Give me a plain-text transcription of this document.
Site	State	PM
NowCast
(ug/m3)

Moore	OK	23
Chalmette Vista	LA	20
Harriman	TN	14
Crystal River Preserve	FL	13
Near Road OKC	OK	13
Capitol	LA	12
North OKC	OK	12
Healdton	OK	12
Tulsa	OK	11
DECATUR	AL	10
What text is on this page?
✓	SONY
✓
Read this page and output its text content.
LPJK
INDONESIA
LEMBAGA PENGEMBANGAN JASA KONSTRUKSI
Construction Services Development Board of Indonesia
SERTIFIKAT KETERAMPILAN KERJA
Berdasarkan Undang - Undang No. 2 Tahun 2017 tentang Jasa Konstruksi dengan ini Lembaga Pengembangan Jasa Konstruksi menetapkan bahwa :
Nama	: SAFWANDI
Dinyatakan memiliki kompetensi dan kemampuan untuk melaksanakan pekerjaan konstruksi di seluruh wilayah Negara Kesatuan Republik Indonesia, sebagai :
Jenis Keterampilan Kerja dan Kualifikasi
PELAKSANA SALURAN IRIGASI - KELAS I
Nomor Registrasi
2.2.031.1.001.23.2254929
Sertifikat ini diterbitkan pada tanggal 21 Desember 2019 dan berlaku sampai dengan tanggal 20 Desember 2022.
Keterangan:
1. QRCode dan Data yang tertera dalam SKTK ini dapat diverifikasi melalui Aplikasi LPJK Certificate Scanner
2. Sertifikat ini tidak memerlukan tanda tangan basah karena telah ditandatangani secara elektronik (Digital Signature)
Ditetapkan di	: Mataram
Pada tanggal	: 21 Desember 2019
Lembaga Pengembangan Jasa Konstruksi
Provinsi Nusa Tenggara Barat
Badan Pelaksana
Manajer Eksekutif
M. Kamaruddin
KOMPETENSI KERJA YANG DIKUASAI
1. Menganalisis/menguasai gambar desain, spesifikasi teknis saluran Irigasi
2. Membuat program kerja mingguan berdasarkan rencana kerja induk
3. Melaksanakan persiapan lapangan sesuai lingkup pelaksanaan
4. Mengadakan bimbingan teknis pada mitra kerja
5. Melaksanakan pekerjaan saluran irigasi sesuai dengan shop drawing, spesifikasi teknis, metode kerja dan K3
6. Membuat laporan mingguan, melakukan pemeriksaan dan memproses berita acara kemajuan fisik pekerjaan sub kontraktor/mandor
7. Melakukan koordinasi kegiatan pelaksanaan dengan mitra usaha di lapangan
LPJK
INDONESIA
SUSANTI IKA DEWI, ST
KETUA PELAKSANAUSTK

☆ ☆ ☆ ☆

WRITTEN INSTRUCTION | The records above should be returned exactly.

OUTPUT FOR THIS EXERCISE |
Give me a plain-text transcription of this document.
Site	State	PM
NowCast
(ug/m3)

Moore	OK	23
Chalmette Vista	LA	20
Harriman	TN	14
Crystal River Preserve	FL	13
Near Road OKC	OK	13
Capitol	LA	12
North OKC	OK	12
Healdton	OK	12
Tulsa	OK	11
DECATUR	AL	10
What text is on this page?
✓	SONY
✓
Read this page and output its text content.
LPJK
INDONESIA
LEMBAGA PENGEMBANGAN JASA KONSTRUKSI
Construction Services Development Board of Indonesia
SERTIFIKAT KETERAMPILAN KERJA
Berdasarkan Undang - Undang No. 2 Tahun 2017 tentang Jasa Konstruksi dengan ini Lembaga Pengembangan Jasa Konstruksi menetapkan bahwa :
Nama	: SAFWANDI
Dinyatakan memiliki kompetensi dan kemampuan untuk melaksanakan pekerjaan konstruksi di seluruh wilayah Negara Kesatuan Republik Indonesia, sebagai :
Jenis Keterampilan Kerja dan Kualifikasi
PELAKSANA SALURAN IRIGASI - KELAS I
Nomor Registrasi
2.2.031.1.001.23.2254929
Sertifikat ini diterbitkan pada tanggal 21 Desember 2019 dan berlaku sampai dengan tanggal 20 Desember 2022.
Keterangan:
1. QRCode dan Data yang tertera dalam SKTK ini dapat diverifikasi melalui Aplikasi LPJK Certificate Scanner
2. Sertifikat ini tidak memerlukan tanda tangan basah karena telah ditandatangani secara elektronik (Digital Signature)
Ditetapkan di	: Mataram
Pada tanggal	: 21 Desember 2019
Lembaga Pengembangan Jasa Konstruksi
Provinsi Nusa Tenggara Barat
Badan Pelaksana
Manajer Eksekutif
M. Kamaruddin
KOMPETENSI KERJA YANG DIKUASAI
1. Menganalisis/menguasai gambar desain, spesifikasi teknis saluran Irigasi
2. Membuat program kerja mingguan berdasarkan rencana kerja induk
3. Melaksanakan persiapan lapangan sesuai lingkup pelaksanaan
4. Mengadakan bimbingan teknis pada mitra kerja
5. Melaksanakan pekerjaan saluran irigasi sesuai dengan shop drawing, spesifikasi teknis, metode kerja dan K3
6. Membuat laporan mingguan, melakukan pemeriksaan dan memproses berita acara kemajuan fisik pekerjaan sub kontraktor/mandor
7. Melakukan koordinasi kegiatan pelaksanaan dengan mitra usaha di lapangan
LPJK
INDONESIA
SUSANTI IKA DEWI, ST
KETUA PELAKSANAUSTK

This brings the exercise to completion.